Exercise prompt:
Count lines, not occurrences: report how many lines in the records hold the string "banyak", and nothing else.

Input records:
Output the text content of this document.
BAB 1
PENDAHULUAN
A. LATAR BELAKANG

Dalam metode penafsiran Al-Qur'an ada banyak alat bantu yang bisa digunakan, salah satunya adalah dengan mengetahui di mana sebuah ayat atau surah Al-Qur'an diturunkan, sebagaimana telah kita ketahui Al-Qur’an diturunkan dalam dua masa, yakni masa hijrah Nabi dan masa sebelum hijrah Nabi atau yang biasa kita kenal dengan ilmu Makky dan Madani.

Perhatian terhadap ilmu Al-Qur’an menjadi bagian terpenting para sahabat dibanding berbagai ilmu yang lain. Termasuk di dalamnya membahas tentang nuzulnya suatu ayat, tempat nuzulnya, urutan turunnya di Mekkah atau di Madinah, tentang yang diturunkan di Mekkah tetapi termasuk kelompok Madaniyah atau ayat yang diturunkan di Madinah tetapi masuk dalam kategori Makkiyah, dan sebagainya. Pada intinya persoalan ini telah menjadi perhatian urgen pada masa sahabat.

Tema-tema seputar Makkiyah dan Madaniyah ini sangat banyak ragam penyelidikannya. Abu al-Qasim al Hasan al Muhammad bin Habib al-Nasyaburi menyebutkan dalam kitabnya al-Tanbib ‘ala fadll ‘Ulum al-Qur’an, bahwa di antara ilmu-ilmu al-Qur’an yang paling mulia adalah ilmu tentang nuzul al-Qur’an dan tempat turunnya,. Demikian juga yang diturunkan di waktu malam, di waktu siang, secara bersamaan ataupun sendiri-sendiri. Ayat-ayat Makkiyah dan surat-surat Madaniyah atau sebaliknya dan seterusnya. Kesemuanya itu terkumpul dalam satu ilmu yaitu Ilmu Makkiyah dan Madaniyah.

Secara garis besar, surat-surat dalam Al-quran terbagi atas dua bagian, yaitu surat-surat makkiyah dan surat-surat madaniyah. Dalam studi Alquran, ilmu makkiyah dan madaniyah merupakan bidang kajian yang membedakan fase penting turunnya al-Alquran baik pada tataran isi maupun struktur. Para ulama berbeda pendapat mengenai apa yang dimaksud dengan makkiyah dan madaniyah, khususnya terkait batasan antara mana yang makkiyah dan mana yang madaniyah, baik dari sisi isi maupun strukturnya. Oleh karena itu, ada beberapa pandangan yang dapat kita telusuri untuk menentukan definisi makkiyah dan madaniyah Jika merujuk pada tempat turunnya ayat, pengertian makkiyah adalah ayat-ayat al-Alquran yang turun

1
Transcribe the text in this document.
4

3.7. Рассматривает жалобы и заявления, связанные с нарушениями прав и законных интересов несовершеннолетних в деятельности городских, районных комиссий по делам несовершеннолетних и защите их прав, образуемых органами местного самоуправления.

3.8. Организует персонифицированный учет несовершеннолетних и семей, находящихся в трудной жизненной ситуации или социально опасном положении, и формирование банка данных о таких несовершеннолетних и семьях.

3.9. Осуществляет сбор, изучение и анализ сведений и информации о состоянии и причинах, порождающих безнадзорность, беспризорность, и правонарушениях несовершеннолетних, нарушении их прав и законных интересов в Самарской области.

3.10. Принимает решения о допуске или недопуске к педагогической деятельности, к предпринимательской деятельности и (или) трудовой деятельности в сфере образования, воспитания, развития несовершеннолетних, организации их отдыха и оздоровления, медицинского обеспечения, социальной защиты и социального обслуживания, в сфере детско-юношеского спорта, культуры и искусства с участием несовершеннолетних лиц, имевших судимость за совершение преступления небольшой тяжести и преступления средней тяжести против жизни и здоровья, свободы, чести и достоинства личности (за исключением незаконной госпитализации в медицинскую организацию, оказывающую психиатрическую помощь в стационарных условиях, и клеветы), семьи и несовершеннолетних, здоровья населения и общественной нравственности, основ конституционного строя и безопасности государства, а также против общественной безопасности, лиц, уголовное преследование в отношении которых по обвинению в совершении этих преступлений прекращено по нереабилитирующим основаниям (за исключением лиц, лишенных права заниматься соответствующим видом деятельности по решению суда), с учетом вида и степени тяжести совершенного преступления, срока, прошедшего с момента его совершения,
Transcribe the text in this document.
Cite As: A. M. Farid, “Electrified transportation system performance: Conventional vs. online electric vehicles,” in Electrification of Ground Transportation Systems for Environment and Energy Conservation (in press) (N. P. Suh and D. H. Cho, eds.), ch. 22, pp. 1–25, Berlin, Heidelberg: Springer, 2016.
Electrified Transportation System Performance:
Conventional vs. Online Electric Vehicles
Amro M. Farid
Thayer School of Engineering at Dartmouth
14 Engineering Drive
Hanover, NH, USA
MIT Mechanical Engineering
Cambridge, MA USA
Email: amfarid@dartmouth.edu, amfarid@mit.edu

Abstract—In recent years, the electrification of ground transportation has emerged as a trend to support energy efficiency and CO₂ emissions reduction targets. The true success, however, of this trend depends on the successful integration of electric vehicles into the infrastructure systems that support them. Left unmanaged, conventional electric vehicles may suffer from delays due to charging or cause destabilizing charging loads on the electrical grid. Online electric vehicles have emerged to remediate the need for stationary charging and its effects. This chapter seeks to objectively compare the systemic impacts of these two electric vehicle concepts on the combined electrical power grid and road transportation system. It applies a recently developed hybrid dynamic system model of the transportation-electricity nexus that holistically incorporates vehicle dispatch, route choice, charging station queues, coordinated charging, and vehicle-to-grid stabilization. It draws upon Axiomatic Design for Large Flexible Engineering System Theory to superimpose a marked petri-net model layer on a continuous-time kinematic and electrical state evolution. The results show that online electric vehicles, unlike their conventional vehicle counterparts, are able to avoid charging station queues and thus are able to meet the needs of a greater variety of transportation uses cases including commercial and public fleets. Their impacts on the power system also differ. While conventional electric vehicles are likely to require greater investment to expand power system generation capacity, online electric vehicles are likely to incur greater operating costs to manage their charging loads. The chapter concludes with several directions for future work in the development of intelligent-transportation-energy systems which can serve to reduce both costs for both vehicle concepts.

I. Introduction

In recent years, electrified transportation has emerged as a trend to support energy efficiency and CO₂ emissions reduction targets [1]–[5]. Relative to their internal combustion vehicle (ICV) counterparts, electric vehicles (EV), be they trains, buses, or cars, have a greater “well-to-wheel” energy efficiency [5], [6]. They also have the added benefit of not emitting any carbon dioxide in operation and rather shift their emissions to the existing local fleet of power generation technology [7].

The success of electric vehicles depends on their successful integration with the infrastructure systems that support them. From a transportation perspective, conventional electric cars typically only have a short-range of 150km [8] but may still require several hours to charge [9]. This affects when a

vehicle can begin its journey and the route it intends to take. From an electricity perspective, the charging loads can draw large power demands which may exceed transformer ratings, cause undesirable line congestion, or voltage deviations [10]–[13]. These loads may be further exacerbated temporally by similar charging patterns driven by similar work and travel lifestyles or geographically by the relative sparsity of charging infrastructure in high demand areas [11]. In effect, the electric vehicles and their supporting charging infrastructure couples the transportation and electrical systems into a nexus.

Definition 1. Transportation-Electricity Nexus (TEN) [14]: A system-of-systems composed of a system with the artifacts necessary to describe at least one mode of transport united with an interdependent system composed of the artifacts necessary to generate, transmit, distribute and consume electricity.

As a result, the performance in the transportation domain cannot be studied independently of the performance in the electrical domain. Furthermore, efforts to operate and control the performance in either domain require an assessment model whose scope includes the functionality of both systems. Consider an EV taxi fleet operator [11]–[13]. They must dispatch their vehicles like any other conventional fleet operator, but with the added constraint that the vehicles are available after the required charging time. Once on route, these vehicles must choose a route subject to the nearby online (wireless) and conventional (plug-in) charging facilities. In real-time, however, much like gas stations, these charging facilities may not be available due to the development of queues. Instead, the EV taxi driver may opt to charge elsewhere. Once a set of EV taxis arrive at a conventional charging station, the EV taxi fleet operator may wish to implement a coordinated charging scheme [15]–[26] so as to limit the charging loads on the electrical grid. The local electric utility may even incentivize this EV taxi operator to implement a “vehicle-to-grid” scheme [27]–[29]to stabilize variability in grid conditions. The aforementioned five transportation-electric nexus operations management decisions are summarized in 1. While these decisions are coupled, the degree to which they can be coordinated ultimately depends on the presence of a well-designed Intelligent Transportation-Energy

Exercise solution:
2